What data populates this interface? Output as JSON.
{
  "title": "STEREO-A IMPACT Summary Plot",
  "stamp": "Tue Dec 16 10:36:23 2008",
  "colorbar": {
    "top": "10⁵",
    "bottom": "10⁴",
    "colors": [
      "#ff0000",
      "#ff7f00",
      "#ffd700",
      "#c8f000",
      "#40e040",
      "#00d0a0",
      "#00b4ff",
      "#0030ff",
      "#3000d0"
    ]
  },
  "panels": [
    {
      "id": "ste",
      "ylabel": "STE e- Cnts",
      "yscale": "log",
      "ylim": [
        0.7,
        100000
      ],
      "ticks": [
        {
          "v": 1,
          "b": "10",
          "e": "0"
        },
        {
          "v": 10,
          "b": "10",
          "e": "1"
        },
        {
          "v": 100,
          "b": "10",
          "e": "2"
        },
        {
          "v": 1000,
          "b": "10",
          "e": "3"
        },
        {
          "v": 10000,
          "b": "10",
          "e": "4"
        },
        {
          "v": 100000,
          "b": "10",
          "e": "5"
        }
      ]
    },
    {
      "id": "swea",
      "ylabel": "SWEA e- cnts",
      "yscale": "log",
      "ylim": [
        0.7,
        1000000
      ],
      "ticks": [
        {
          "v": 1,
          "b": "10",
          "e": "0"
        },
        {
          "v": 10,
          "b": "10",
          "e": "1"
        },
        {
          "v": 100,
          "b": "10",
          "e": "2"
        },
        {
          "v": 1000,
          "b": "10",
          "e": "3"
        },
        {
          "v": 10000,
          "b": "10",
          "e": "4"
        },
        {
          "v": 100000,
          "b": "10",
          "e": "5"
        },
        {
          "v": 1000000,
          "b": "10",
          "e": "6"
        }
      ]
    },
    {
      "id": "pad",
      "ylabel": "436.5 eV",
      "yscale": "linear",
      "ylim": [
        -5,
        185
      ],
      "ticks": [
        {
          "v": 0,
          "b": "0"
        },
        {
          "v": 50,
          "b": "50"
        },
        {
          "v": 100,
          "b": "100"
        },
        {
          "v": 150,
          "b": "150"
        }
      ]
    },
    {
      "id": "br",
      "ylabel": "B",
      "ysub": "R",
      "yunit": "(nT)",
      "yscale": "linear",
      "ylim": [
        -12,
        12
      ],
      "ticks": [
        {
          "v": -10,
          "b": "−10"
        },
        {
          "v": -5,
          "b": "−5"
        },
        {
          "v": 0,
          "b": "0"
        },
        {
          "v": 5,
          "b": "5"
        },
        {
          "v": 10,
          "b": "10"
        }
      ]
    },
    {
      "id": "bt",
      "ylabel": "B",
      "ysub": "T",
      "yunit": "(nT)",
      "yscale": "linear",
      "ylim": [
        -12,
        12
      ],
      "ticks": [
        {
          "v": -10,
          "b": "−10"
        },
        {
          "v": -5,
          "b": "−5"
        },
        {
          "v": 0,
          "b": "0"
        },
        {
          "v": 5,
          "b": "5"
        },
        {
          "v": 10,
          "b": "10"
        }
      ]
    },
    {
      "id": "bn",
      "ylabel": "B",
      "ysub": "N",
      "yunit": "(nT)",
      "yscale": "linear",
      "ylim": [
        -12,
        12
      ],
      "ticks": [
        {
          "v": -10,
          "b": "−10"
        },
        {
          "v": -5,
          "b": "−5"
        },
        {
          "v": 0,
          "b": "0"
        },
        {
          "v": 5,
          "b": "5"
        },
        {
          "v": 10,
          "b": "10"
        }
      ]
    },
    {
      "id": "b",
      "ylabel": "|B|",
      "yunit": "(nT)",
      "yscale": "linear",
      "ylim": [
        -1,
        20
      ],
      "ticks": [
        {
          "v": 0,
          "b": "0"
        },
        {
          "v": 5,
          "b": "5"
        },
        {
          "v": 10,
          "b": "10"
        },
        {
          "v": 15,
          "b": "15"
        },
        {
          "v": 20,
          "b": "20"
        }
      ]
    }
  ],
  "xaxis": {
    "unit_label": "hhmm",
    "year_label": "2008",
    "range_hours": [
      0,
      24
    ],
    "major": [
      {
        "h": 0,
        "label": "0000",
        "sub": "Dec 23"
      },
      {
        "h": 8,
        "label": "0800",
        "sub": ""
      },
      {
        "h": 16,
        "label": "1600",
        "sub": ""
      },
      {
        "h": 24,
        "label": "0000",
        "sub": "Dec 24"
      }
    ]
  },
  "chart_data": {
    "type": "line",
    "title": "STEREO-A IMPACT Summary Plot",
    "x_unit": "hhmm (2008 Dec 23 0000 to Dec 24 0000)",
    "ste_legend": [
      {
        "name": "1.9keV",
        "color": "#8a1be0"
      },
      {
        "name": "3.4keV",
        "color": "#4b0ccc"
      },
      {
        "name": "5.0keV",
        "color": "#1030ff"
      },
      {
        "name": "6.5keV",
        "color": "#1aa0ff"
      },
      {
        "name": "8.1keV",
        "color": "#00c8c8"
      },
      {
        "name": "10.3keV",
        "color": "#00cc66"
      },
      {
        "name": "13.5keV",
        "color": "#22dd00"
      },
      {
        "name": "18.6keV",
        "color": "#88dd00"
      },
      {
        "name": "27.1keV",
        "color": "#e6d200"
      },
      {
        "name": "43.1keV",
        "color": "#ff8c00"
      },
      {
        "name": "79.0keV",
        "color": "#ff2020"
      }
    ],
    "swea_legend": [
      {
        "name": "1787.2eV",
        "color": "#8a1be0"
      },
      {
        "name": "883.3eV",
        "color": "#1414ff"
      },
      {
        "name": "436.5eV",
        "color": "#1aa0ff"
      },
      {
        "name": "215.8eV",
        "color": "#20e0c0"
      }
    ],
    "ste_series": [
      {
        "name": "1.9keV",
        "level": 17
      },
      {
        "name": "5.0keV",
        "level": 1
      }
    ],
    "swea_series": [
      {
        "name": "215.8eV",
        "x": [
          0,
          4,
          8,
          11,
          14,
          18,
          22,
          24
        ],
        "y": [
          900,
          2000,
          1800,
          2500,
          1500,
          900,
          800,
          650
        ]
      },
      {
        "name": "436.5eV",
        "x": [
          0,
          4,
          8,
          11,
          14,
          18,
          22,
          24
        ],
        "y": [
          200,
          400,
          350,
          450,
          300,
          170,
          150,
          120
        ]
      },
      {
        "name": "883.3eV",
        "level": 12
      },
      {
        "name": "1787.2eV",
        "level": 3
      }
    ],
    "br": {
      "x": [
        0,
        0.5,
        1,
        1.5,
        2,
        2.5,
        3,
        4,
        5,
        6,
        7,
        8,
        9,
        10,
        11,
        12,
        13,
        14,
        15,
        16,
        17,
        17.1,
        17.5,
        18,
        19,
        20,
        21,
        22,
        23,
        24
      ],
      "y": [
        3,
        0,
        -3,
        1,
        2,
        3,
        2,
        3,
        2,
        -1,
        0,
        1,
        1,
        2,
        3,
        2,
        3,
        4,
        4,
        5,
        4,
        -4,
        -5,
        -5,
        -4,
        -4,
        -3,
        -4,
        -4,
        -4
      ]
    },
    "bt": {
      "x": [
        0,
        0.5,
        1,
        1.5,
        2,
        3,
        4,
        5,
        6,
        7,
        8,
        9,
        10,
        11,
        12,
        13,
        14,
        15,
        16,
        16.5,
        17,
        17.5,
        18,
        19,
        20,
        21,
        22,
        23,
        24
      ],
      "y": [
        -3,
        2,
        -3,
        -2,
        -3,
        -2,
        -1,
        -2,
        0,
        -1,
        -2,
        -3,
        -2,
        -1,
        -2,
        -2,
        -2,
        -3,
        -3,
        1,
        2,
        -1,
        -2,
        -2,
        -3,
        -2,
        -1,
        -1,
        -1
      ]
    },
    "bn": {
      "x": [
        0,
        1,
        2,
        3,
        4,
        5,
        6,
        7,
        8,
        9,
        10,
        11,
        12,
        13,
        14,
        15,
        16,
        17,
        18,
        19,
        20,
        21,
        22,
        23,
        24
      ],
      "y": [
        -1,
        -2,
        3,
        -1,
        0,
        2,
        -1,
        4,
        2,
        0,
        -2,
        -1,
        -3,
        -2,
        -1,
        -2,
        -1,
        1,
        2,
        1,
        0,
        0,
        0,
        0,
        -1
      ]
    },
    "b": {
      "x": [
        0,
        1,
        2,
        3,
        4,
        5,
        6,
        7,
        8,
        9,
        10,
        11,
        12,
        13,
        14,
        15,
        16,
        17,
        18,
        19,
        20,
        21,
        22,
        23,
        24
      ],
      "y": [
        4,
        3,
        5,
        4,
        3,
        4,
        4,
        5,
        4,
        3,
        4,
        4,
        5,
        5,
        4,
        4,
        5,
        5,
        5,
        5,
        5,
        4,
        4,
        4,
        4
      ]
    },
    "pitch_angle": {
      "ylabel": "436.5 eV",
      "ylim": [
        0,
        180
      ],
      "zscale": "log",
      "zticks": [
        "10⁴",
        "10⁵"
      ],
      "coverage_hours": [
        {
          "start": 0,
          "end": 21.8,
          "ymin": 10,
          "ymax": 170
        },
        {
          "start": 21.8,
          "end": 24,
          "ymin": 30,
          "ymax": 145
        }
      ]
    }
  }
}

———

Short exercise >> Pull out every line holding "STEREO" from the records above, and copy it.

Answer below >>
  "title": "STEREO-A IMPACT Summary Plot",
    "title": "STEREO-A IMPACT Summary Plot",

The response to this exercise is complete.